§ **EXERCISE PROMPT**: Gather all lines in the data that hold the string "наружное".

§ **RECORDS FOR PROCESSING**:
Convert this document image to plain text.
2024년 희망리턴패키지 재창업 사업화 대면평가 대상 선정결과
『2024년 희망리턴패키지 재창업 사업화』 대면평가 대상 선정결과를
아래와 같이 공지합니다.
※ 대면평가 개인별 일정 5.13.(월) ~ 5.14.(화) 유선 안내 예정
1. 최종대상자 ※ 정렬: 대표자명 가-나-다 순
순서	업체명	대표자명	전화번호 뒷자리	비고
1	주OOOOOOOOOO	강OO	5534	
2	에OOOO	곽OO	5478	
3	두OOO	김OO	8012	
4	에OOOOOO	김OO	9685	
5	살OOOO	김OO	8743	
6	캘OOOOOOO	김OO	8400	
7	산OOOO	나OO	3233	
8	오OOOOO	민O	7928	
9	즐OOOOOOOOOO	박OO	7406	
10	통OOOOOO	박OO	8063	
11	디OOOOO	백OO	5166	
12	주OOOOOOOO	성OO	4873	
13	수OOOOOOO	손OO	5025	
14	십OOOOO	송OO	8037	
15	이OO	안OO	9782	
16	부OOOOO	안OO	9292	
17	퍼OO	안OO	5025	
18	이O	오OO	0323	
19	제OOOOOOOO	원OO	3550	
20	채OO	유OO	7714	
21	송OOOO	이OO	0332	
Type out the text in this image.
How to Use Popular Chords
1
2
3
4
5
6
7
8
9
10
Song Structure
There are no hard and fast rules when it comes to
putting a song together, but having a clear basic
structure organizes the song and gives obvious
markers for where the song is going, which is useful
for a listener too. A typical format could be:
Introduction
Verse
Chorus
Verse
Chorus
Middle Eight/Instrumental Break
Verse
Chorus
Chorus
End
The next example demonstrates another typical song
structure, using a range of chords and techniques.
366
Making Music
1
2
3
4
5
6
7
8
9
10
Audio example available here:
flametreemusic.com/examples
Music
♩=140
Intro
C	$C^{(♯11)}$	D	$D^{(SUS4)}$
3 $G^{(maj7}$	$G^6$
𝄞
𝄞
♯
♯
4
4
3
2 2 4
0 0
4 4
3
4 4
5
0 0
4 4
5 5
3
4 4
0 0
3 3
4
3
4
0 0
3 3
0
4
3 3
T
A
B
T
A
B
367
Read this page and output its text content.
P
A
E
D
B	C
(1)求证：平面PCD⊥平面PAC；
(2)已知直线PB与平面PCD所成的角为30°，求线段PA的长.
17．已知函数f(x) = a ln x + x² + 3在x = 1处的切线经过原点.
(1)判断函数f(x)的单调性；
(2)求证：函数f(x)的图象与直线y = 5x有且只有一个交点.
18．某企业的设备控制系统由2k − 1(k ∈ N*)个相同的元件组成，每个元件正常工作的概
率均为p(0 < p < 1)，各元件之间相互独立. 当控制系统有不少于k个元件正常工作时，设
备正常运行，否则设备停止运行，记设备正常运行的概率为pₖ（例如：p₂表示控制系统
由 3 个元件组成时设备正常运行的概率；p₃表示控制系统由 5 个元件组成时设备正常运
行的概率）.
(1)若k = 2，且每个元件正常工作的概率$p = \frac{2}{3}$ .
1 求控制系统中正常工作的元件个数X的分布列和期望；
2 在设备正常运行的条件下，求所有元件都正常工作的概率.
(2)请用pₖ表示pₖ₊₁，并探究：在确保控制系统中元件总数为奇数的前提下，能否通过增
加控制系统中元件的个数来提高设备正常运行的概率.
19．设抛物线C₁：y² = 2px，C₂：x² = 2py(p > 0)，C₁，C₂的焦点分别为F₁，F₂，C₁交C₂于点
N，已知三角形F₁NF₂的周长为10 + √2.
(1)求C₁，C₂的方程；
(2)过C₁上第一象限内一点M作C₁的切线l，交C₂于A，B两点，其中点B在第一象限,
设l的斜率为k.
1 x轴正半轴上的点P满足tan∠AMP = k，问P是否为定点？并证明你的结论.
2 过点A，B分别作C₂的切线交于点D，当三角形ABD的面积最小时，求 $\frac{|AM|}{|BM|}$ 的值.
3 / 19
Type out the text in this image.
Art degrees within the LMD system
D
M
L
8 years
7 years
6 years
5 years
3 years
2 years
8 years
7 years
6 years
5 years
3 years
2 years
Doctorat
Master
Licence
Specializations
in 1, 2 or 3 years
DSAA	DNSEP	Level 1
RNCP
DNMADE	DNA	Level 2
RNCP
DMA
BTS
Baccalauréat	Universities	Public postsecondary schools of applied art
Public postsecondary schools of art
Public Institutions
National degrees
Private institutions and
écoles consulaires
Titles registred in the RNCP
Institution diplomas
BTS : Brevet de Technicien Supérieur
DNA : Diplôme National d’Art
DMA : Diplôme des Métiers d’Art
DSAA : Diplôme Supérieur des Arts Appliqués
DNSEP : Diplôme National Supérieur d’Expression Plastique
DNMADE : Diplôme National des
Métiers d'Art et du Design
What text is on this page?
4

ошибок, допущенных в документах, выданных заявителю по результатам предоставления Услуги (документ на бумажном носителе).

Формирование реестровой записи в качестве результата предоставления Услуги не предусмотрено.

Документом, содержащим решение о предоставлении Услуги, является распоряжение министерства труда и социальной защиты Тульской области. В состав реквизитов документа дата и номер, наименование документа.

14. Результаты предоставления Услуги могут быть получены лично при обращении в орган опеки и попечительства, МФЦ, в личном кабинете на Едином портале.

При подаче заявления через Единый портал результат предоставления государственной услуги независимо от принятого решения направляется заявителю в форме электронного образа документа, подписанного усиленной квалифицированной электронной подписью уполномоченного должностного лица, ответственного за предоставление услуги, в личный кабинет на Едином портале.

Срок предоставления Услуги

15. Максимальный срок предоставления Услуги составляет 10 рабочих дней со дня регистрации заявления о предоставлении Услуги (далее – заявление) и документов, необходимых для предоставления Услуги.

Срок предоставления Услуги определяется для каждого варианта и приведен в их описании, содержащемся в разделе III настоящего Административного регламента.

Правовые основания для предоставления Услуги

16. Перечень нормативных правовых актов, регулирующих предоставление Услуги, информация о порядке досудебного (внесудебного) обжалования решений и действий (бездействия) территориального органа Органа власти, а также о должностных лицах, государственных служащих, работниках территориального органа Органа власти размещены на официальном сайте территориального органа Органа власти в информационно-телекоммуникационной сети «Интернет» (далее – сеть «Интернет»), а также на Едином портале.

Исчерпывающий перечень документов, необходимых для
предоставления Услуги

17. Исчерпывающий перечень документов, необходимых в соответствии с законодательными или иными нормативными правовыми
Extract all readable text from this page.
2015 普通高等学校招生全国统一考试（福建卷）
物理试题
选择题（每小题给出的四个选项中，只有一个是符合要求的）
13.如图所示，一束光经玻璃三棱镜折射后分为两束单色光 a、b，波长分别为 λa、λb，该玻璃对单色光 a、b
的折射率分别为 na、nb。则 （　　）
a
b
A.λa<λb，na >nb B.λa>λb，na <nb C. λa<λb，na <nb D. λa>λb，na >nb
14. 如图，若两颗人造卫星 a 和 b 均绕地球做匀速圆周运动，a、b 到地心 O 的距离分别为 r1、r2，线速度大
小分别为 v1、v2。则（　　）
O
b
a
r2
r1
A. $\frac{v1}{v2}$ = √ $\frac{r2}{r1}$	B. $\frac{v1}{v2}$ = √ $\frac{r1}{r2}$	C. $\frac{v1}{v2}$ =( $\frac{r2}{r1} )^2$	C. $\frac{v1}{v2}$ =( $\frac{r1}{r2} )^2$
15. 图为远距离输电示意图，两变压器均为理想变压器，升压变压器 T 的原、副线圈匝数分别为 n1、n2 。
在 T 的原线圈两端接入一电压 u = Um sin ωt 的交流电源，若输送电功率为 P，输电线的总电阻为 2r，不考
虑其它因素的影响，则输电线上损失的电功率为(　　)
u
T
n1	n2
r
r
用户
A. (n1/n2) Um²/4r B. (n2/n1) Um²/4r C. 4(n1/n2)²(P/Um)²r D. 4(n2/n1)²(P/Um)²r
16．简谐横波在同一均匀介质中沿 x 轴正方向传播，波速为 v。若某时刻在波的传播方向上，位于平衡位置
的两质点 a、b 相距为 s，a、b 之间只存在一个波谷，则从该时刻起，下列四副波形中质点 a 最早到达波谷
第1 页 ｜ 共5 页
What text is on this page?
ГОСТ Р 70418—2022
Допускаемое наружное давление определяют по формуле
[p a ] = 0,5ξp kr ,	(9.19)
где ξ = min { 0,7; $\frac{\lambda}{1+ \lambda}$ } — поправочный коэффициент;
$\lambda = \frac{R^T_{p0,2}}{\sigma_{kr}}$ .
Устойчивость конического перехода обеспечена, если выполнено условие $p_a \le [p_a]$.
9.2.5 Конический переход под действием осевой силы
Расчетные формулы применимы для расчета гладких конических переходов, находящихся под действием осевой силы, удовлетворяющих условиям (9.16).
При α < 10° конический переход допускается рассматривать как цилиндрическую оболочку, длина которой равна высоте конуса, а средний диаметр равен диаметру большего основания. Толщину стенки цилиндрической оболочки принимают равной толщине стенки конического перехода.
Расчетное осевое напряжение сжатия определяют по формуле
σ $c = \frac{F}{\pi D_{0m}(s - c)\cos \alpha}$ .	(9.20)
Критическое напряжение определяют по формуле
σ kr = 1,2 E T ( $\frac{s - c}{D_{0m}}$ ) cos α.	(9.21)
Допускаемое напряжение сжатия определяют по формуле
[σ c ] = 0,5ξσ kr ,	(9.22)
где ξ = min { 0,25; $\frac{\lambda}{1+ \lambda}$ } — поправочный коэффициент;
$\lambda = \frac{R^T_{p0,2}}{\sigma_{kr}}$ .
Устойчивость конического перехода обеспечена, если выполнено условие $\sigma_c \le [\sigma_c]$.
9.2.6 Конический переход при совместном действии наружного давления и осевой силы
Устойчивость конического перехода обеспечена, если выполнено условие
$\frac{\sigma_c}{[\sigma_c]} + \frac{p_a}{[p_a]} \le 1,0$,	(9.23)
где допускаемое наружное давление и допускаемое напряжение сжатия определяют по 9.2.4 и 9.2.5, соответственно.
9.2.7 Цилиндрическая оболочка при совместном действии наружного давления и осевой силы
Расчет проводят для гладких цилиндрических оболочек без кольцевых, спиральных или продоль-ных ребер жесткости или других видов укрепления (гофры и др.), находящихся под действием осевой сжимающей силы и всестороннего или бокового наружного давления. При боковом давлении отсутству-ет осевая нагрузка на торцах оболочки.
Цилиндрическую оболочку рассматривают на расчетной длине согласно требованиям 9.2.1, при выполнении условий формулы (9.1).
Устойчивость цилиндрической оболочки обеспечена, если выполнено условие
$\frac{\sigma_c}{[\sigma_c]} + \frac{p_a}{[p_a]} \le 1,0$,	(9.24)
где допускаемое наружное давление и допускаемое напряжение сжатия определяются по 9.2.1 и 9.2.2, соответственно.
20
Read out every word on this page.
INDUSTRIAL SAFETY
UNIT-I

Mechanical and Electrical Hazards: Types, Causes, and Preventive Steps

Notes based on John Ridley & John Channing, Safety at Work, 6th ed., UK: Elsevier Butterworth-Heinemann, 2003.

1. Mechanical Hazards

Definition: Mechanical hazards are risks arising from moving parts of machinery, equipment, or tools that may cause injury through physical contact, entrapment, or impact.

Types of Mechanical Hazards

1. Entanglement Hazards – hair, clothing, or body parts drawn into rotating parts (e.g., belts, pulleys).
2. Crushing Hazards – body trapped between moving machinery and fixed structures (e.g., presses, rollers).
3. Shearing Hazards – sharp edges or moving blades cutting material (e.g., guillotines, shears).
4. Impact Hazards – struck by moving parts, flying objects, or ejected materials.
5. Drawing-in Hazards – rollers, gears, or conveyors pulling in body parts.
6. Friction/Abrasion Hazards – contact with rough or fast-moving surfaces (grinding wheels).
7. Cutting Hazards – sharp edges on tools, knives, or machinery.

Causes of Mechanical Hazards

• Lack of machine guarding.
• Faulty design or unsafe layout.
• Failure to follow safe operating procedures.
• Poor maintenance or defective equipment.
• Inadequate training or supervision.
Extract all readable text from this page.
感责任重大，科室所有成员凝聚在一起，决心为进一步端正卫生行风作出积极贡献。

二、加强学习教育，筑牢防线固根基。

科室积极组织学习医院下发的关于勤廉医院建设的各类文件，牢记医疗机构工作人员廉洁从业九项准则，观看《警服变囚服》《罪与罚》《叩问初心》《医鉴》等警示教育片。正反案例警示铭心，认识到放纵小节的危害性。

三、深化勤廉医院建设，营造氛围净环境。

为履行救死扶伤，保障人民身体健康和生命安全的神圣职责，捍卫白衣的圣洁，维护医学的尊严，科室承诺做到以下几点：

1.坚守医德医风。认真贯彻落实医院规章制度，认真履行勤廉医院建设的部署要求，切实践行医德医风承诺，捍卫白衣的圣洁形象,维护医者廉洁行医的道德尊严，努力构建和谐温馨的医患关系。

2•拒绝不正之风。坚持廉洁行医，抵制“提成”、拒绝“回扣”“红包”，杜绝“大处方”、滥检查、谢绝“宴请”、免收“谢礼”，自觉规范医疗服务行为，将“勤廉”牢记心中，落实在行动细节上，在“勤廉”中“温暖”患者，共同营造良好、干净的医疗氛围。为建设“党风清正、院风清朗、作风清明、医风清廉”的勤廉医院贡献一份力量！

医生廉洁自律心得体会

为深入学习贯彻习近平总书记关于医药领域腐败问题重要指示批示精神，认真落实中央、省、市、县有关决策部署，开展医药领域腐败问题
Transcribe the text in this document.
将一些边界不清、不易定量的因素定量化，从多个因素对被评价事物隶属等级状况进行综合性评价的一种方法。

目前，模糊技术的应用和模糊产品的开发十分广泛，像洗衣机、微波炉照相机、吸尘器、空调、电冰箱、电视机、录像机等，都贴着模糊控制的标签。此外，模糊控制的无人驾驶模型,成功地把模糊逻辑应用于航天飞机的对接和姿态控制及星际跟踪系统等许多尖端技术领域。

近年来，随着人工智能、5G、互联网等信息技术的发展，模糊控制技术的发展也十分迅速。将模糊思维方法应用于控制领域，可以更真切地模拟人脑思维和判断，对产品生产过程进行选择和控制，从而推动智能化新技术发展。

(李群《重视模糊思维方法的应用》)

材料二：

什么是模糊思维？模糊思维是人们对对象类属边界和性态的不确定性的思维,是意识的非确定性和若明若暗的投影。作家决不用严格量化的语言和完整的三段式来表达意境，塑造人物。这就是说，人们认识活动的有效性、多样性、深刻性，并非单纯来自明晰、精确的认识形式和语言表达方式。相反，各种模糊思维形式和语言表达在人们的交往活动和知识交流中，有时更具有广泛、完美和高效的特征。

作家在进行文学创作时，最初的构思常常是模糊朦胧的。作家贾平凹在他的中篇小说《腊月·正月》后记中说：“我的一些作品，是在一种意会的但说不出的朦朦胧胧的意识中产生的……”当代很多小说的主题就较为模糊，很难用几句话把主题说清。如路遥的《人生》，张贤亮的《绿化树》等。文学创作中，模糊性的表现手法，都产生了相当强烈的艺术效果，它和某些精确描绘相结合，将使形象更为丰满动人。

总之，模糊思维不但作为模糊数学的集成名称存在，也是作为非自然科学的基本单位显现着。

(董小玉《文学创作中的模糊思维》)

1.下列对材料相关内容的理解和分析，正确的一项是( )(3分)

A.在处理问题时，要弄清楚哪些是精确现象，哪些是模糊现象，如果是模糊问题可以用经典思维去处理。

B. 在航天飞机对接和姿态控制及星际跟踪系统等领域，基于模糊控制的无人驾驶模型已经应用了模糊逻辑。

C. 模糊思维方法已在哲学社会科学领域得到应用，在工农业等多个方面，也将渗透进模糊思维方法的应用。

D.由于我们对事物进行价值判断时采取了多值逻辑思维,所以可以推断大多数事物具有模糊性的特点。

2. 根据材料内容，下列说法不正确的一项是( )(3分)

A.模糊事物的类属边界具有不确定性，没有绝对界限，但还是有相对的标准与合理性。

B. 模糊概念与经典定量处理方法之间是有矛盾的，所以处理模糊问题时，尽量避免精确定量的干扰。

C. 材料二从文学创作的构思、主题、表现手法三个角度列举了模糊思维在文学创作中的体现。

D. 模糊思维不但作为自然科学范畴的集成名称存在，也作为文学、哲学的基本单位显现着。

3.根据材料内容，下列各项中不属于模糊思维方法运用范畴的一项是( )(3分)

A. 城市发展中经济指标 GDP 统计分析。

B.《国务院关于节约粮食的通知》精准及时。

§ **SOLUTION TO THIS EXERCISE**:
Допускаемое наружное давление определяют по формуле
где допускаемое наружное давление и допускаемое напряжение сжатия определяют по 9.2.4 и 9.2.5, соответственно.
где допускаемое наружное давление и допускаемое напряжение сжатия определяются по 9.2.1 и 9.2.2, соответственно.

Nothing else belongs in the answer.